begin RECORDS FOR THE EXERCISE
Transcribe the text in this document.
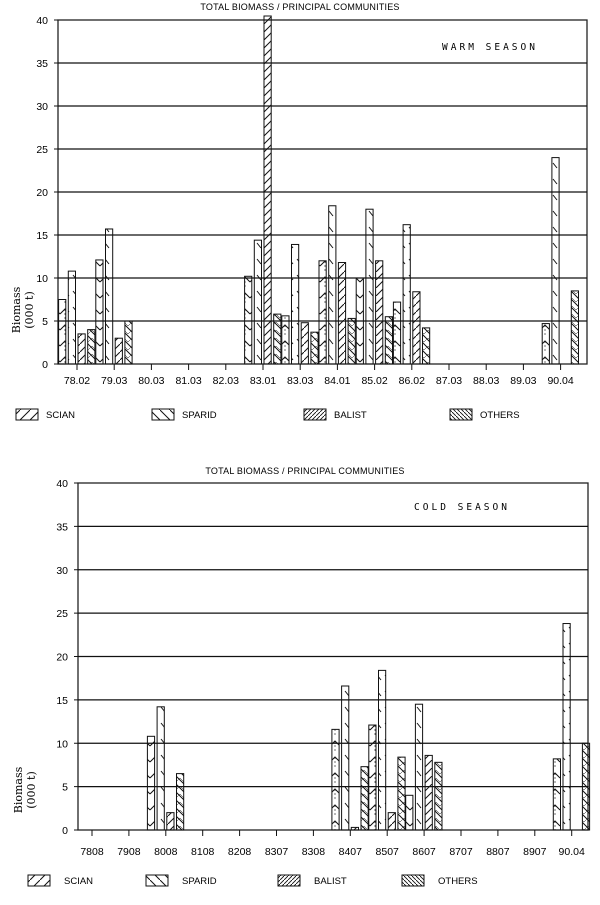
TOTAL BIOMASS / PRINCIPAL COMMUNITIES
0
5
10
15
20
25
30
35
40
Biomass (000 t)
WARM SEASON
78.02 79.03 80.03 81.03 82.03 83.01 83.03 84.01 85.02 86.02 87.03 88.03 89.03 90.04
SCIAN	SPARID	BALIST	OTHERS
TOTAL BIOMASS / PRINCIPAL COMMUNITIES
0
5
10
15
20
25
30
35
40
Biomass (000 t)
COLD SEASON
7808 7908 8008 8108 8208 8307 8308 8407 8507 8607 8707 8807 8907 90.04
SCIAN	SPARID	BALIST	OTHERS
end RECORDS FOR THE EXERCISE
WHAT THIS TASK INVOLVES:
Above are records to transcribe exactly; leave their pictures out.

EXPECTED ANSWER:
Transcribe the text in this document.
TOTAL BIOMASS / PRINCIPAL COMMUNITIES
0
5
10
15
20
25
30
35
40
Biomass (000 t)
WARM SEASON
78.02 79.03 80.03 81.03 82.03 83.01 83.03 84.01 85.02 86.02 87.03 88.03 89.03 90.04
SCIAN	SPARID	BALIST	OTHERS
TOTAL BIOMASS / PRINCIPAL COMMUNITIES
0
5
10
15
20
25
30
35
40
Biomass (000 t)
COLD SEASON
7808 7908 8008 8108 8208 8307 8308 8407 8507 8607 8707 8807 8907 90.04
SCIAN	SPARID	BALIST	OTHERS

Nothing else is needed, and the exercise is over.